■ **Exercise goal**: Retype everything in the listing, leaving each line exactly as it is.

■ **Input data**:
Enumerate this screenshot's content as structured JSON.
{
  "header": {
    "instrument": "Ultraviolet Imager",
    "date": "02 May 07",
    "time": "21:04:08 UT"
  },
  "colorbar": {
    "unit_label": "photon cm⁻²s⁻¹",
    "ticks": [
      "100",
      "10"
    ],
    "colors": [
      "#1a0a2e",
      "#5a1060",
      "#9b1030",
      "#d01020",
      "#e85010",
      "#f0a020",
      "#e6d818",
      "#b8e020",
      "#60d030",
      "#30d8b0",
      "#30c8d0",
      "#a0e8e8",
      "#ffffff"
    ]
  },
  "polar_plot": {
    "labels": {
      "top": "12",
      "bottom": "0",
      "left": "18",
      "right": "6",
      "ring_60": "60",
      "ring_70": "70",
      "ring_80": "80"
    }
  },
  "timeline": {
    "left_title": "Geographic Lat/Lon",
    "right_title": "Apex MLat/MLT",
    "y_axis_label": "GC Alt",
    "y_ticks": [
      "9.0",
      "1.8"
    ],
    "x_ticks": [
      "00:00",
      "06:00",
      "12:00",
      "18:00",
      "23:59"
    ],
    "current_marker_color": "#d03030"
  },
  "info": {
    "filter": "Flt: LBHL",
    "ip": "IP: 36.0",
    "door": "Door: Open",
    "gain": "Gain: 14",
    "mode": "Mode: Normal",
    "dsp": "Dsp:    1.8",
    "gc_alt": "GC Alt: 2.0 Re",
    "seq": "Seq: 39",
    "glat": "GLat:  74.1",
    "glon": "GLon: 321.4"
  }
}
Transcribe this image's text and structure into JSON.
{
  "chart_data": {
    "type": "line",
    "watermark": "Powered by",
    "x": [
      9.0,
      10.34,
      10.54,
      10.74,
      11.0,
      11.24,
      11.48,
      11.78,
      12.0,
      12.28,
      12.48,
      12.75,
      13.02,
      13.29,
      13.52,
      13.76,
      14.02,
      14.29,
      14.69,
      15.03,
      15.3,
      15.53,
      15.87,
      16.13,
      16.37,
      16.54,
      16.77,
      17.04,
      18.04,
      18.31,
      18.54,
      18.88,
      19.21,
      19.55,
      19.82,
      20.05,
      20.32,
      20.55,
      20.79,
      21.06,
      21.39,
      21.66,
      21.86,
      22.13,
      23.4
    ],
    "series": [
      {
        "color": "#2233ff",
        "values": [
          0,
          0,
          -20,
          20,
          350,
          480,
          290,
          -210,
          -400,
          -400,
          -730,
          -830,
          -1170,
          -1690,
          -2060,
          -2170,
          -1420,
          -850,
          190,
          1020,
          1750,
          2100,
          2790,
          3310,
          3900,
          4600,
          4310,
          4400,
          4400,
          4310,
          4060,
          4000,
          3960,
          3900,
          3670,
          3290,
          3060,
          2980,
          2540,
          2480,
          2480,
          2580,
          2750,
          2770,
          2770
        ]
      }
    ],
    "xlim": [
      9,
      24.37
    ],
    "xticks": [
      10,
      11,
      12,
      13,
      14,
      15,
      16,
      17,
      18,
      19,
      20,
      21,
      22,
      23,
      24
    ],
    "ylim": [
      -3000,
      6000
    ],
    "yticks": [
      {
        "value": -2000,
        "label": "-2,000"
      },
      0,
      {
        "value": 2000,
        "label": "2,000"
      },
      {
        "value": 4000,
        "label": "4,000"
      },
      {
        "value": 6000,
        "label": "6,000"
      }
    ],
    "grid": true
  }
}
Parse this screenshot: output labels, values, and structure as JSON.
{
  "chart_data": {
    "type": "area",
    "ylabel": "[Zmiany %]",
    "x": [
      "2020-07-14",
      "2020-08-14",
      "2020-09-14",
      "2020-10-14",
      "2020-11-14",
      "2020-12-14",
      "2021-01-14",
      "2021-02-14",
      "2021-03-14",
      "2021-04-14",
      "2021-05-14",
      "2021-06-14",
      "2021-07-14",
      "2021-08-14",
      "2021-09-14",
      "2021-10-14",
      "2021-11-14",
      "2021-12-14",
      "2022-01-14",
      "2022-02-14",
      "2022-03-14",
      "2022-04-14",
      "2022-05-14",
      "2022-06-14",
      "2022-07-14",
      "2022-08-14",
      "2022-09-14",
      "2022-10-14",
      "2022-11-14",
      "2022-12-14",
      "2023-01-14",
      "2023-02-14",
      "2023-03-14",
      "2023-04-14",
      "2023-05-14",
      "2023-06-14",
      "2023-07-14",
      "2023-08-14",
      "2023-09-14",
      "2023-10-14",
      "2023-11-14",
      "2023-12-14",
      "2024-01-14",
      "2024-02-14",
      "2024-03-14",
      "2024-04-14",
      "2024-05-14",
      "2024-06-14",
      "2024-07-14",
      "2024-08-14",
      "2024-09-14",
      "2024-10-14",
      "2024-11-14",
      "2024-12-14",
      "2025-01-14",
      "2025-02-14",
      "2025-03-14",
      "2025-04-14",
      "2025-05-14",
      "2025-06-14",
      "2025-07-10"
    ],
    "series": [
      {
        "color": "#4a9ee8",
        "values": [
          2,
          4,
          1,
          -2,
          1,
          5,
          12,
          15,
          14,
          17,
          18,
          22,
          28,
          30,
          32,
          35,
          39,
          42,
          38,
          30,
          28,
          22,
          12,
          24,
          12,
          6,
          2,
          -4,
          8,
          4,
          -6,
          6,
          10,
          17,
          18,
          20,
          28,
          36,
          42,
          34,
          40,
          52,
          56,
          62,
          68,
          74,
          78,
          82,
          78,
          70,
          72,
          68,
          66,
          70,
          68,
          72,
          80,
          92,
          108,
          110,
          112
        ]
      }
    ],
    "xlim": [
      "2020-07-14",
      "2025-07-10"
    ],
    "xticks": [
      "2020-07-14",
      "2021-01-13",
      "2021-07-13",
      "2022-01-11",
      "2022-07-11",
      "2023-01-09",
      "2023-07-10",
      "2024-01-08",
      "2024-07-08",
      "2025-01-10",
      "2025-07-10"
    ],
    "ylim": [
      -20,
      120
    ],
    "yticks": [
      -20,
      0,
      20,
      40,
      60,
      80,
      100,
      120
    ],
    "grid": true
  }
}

■ **Exercise result**:
Enumerate this screenshot's content as structured JSON.
{
  "header": {
    "instrument": "Ultraviolet Imager",
    "date": "02 May 07",
    "time": "21:04:08 UT"
  },
  "colorbar": {
    "unit_label": "photon cm⁻²s⁻¹",
    "ticks": [
      "100",
      "10"
    ],
    "colors": [
      "#1a0a2e",
      "#5a1060",
      "#9b1030",
      "#d01020",
      "#e85010",
      "#f0a020",
      "#e6d818",
      "#b8e020",
      "#60d030",
      "#30d8b0",
      "#30c8d0",
      "#a0e8e8",
      "#ffffff"
    ]
  },
  "polar_plot": {
    "labels": {
      "top": "12",
      "bottom": "0",
      "left": "18",
      "right": "6",
      "ring_60": "60",
      "ring_70": "70",
      "ring_80": "80"
    }
  },
  "timeline": {
    "left_title": "Geographic Lat/Lon",
    "right_title": "Apex MLat/MLT",
    "y_axis_label": "GC Alt",
    "y_ticks": [
      "9.0",
      "1.8"
    ],
    "x_ticks": [
      "00:00",
      "06:00",
      "12:00",
      "18:00",
      "23:59"
    ],
    "current_marker_color": "#d03030"
  },
  "info": {
    "filter": "Flt: LBHL",
    "ip": "IP: 36.0",
    "door": "Door: Open",
    "gain": "Gain: 14",
    "mode": "Mode: Normal",
    "dsp": "Dsp:    1.8",
    "gc_alt": "GC Alt: 2.0 Re",
    "seq": "Seq: 39",
    "glat": "GLat:  74.1",
    "glon": "GLon: 321.4"
  }
}
Transcribe this image's text and structure into JSON.
{
  "chart_data": {
    "type": "line",
    "watermark": "Powered by",
    "x": [
      9.0,
      10.34,
      10.54,
      10.74,
      11.0,
      11.24,
      11.48,
      11.78,
      12.0,
      12.28,
      12.48,
      12.75,
      13.02,
      13.29,
      13.52,
      13.76,
      14.02,
      14.29,
      14.69,
      15.03,
      15.3,
      15.53,
      15.87,
      16.13,
      16.37,
      16.54,
      16.77,
      17.04,
      18.04,
      18.31,
      18.54,
      18.88,
      19.21,
      19.55,
      19.82,
      20.05,
      20.32,
      20.55,
      20.79,
      21.06,
      21.39,
      21.66,
      21.86,
      22.13,
      23.4
    ],
    "series": [
      {
        "color": "#2233ff",
        "values": [
          0,
          0,
          -20,
          20,
          350,
          480,
          290,
          -210,
          -400,
          -400,
          -730,
          -830,
          -1170,
          -1690,
          -2060,
          -2170,
          -1420,
          -850,
          190,
          1020,
          1750,
          2100,
          2790,
          3310,
          3900,
          4600,
          4310,
          4400,
          4400,
          4310,
          4060,
          4000,
          3960,
          3900,
          3670,
          3290,
          3060,
          2980,
          2540,
          2480,
          2480,
          2580,
          2750,
          2770,
          2770
        ]
      }
    ],
    "xlim": [
      9,
      24.37
    ],
    "xticks": [
      10,
      11,
      12,
      13,
      14,
      15,
      16,
      17,
      18,
      19,
      20,
      21,
      22,
      23,
      24
    ],
    "ylim": [
      -3000,
      6000
    ],
    "yticks": [
      {
        "value": -2000,
        "label": "-2,000"
      },
      0,
      {
        "value": 2000,
        "label": "2,000"
      },
      {
        "value": 4000,
        "label": "4,000"
      },
      {
        "value": 6000,
        "label": "6,000"
      }
    ],
    "grid": true
  }
}
Parse this screenshot: output labels, values, and structure as JSON.
{
  "chart_data": {
    "type": "area",
    "ylabel": "[Zmiany %]",
    "x": [
      "2020-07-14",
      "2020-08-14",
      "2020-09-14",
      "2020-10-14",
      "2020-11-14",
      "2020-12-14",
      "2021-01-14",
      "2021-02-14",
      "2021-03-14",
      "2021-04-14",
      "2021-05-14",
      "2021-06-14",
      "2021-07-14",
      "2021-08-14",
      "2021-09-14",
      "2021-10-14",
      "2021-11-14",
      "2021-12-14",
      "2022-01-14",
      "2022-02-14",
      "2022-03-14",
      "2022-04-14",
      "2022-05-14",
      "2022-06-14",
      "2022-07-14",
      "2022-08-14",
      "2022-09-14",
      "2022-10-14",
      "2022-11-14",
      "2022-12-14",
      "2023-01-14",
      "2023-02-14",
      "2023-03-14",
      "2023-04-14",
      "2023-05-14",
      "2023-06-14",
      "2023-07-14",
      "2023-08-14",
      "2023-09-14",
      "2023-10-14",
      "2023-11-14",
      "2023-12-14",
      "2024-01-14",
      "2024-02-14",
      "2024-03-14",
      "2024-04-14",
      "2024-05-14",
      "2024-06-14",
      "2024-07-14",
      "2024-08-14",
      "2024-09-14",
      "2024-10-14",
      "2024-11-14",
      "2024-12-14",
      "2025-01-14",
      "2025-02-14",
      "2025-03-14",
      "2025-04-14",
      "2025-05-14",
      "2025-06-14",
      "2025-07-10"
    ],
    "series": [
      {
        "color": "#4a9ee8",
        "values": [
          2,
          4,
          1,
          -2,
          1,
          5,
          12,
          15,
          14,
          17,
          18,
          22,
          28,
          30,
          32,
          35,
          39,
          42,
          38,
          30,
          28,
          22,
          12,
          24,
          12,
          6,
          2,
          -4,
          8,
          4,
          -6,
          6,
          10,
          17,
          18,
          20,
          28,
          36,
          42,
          34,
          40,
          52,
          56,
          62,
          68,
          74,
          78,
          82,
          78,
          70,
          72,
          68,
          66,
          70,
          68,
          72,
          80,
          92,
          108,
          110,
          112
        ]
      }
    ],
    "xlim": [
      "2020-07-14",
      "2025-07-10"
    ],
    "xticks": [
      "2020-07-14",
      "2021-01-13",
      "2021-07-13",
      "2022-01-11",
      "2022-07-11",
      "2023-01-09",
      "2023-07-10",
      "2024-01-08",
      "2024-07-08",
      "2025-01-10",
      "2025-07-10"
    ],
    "ylim": [
      -20,
      120
    ],
    "yticks": [
      -20,
      0,
      20,
      40,
      60,
      80,
      100,
      120
    ],
    "grid": true
  }
}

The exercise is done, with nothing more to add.